**Set problem:** Update the items below so that each "column-header" becomes "column-label", leaving everything else unchanged.

**Provided records:**
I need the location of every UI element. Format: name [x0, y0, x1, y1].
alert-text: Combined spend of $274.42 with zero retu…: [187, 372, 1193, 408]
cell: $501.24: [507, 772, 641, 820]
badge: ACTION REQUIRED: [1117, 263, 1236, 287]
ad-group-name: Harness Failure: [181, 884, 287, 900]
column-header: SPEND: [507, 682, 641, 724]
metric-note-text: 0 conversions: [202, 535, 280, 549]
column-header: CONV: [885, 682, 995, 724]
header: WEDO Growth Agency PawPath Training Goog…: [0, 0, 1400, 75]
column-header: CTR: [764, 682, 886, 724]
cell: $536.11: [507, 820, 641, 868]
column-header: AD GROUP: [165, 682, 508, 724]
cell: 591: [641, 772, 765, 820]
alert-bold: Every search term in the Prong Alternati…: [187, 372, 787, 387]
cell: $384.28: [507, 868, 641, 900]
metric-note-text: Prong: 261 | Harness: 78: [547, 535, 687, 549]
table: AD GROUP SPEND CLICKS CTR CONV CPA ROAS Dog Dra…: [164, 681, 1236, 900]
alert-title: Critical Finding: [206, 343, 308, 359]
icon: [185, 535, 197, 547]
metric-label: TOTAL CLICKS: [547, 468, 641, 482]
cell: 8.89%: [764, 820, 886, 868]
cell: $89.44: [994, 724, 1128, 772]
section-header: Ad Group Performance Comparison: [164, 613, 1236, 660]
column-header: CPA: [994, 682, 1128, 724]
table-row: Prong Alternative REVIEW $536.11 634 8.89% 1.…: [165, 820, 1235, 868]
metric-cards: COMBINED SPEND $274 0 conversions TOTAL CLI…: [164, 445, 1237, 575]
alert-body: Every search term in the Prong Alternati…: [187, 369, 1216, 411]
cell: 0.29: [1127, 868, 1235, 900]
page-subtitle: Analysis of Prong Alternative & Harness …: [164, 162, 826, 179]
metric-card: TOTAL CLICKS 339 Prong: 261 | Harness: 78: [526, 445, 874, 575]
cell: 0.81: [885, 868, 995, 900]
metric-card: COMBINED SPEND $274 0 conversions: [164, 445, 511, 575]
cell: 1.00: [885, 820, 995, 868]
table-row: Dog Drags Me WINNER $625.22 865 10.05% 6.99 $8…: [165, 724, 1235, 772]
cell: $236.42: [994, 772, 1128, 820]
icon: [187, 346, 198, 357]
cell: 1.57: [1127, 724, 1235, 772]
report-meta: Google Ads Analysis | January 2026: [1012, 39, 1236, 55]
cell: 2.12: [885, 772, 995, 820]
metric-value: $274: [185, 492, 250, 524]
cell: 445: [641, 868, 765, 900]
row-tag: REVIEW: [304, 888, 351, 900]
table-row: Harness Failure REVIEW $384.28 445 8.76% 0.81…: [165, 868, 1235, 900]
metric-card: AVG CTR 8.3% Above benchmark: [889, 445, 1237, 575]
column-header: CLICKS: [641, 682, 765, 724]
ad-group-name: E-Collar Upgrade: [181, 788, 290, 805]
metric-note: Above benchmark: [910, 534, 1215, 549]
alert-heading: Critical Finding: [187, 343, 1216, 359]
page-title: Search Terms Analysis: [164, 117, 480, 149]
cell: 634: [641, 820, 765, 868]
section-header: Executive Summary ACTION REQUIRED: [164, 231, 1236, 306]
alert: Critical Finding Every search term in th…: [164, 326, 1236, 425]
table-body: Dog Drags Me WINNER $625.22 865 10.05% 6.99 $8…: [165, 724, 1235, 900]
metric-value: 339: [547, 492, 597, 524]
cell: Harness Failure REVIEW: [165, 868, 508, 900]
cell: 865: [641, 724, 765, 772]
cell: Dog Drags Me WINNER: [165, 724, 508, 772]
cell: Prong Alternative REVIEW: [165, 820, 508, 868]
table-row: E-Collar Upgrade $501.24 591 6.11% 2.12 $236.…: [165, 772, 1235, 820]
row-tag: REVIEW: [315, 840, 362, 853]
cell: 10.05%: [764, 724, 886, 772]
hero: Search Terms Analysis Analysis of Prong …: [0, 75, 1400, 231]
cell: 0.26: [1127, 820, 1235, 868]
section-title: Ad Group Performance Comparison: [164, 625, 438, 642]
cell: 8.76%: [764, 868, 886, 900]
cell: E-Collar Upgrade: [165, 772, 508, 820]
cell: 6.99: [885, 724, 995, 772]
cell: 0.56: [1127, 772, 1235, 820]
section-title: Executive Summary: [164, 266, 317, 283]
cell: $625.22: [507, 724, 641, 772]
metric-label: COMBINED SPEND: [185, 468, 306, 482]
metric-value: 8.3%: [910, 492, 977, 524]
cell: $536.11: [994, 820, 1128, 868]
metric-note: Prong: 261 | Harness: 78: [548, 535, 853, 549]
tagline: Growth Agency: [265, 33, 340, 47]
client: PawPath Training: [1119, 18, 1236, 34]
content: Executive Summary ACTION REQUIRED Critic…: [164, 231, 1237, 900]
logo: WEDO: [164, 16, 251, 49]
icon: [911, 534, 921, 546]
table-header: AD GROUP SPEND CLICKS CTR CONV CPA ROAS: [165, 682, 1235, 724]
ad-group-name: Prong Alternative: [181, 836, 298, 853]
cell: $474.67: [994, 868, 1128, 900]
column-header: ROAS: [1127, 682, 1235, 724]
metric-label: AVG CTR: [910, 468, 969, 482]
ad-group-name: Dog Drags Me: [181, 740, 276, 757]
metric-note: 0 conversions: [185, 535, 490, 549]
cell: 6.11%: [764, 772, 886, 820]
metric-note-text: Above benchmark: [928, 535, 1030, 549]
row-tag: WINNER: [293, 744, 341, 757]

**Task response:**
I need the location of every UI element. Format: name [x0, y0, x1, y1].
alert-text: Combined spend of $274.42 with zero retu…: [187, 372, 1193, 408]
cell: $501.24: [507, 772, 641, 820]
badge: ACTION REQUIRED: [1117, 263, 1236, 287]
ad-group-name: Harness Failure: [181, 884, 287, 900]
column-label: SPEND: [507, 682, 641, 724]
metric-note-text: 0 conversions: [202, 535, 280, 549]
column-label: CONV: [885, 682, 995, 724]
header: WEDO Growth Agency PawPath Training Goog…: [0, 0, 1400, 75]
column-label: CTR: [764, 682, 886, 724]
cell: $536.11: [507, 820, 641, 868]
column-label: AD GROUP: [165, 682, 508, 724]
cell: 591: [641, 772, 765, 820]
alert-bold: Every search term in the Prong Alternati…: [187, 372, 787, 387]
cell: $384.28: [507, 868, 641, 900]
metric-note-text: Prong: 261 | Harness: 78: [547, 535, 687, 549]
table: AD GROUP SPEND CLICKS CTR CONV CPA ROAS Dog Dra…: [164, 681, 1236, 900]
alert-title: Critical Finding: [206, 343, 308, 359]
icon: [185, 535, 197, 547]
metric-label: TOTAL CLICKS: [547, 468, 641, 482]
cell: 8.89%: [764, 820, 886, 868]
cell: $89.44: [994, 724, 1128, 772]
section-header: Ad Group Performance Comparison: [164, 613, 1236, 660]
column-label: CPA: [994, 682, 1128, 724]
table-row: Prong Alternative REVIEW $536.11 634 8.89% 1.…: [165, 820, 1235, 868]
metric-cards: COMBINED SPEND $274 0 conversions TOTAL CLI…: [164, 445, 1237, 575]
alert-body: Every search term in the Prong Alternati…: [187, 369, 1216, 411]
cell: 0.29: [1127, 868, 1235, 900]
page-subtitle: Analysis of Prong Alternative & Harness …: [164, 162, 826, 179]
metric-card: TOTAL CLICKS 339 Prong: 261 | Harness: 78: [526, 445, 874, 575]
cell: 0.81: [885, 868, 995, 900]
metric-card: COMBINED SPEND $274 0 conversions: [164, 445, 511, 575]
cell: 1.00: [885, 820, 995, 868]
table-row: Dog Drags Me WINNER $625.22 865 10.05% 6.99 $8…: [165, 724, 1235, 772]
cell: $236.42: [994, 772, 1128, 820]
icon: [187, 346, 198, 357]
cell: 1.57: [1127, 724, 1235, 772]
report-meta: Google Ads Analysis | January 2026: [1012, 39, 1236, 55]
cell: 2.12: [885, 772, 995, 820]
metric-value: $274: [185, 492, 250, 524]
cell: 445: [641, 868, 765, 900]
row-tag: REVIEW: [304, 888, 351, 900]
table-row: Harness Failure REVIEW $384.28 445 8.76% 0.81…: [165, 868, 1235, 900]
metric-card: AVG CTR 8.3% Above benchmark: [889, 445, 1237, 575]
column-label: CLICKS: [641, 682, 765, 724]
ad-group-name: E-Collar Upgrade: [181, 788, 290, 805]
metric-note: Above benchmark: [910, 534, 1215, 549]
alert-heading: Critical Finding: [187, 343, 1216, 359]
page-title: Search Terms Analysis: [164, 117, 480, 149]
cell: 634: [641, 820, 765, 868]
section-header: Executive Summary ACTION REQUIRED: [164, 231, 1236, 306]
alert: Critical Finding Every search term in th…: [164, 326, 1236, 425]
table-body: Dog Drags Me WINNER $625.22 865 10.05% 6.99 $8…: [165, 724, 1235, 900]
metric-value: 339: [547, 492, 597, 524]
cell: Harness Failure REVIEW: [165, 868, 508, 900]
cell: 865: [641, 724, 765, 772]
cell: Dog Drags Me WINNER: [165, 724, 508, 772]
cell: Prong Alternative REVIEW: [165, 820, 508, 868]
table-row: E-Collar Upgrade $501.24 591 6.11% 2.12 $236.…: [165, 772, 1235, 820]
row-tag: REVIEW: [315, 840, 362, 853]
cell: 10.05%: [764, 724, 886, 772]
hero: Search Terms Analysis Analysis of Prong …: [0, 75, 1400, 231]
cell: 0.26: [1127, 820, 1235, 868]
section-title: Ad Group Performance Comparison: [164, 625, 438, 642]
cell: 8.76%: [764, 868, 886, 900]
cell: E-Collar Upgrade: [165, 772, 508, 820]
cell: 6.99: [885, 724, 995, 772]
cell: 0.56: [1127, 772, 1235, 820]
section-title: Executive Summary: [164, 266, 317, 283]
cell: $625.22: [507, 724, 641, 772]
metric-label: COMBINED SPEND: [185, 468, 306, 482]
metric-value: 8.3%: [910, 492, 977, 524]
cell: $536.11: [994, 820, 1128, 868]
metric-note: Prong: 261 | Harness: 78: [548, 535, 853, 549]
tagline: Growth Agency: [265, 33, 340, 47]
client: PawPath Training: [1119, 18, 1236, 34]
content: Executive Summary ACTION REQUIRED Critic…: [164, 231, 1237, 900]
logo: WEDO: [164, 16, 251, 49]
icon: [911, 534, 921, 546]
table-header: AD GROUP SPEND CLICKS CTR CONV CPA ROAS: [165, 682, 1235, 724]
ad-group-name: Prong Alternative: [181, 836, 298, 853]
cell: $474.67: [994, 868, 1128, 900]
column-label: ROAS: [1127, 682, 1235, 724]
metric-label: AVG CTR: [910, 468, 969, 482]
ad-group-name: Dog Drags Me: [181, 740, 276, 757]
metric-note: 0 conversions: [185, 535, 490, 549]
cell: 6.11%: [764, 772, 886, 820]
metric-note-text: Above benchmark: [928, 535, 1030, 549]
row-tag: WINNER: [293, 744, 341, 757]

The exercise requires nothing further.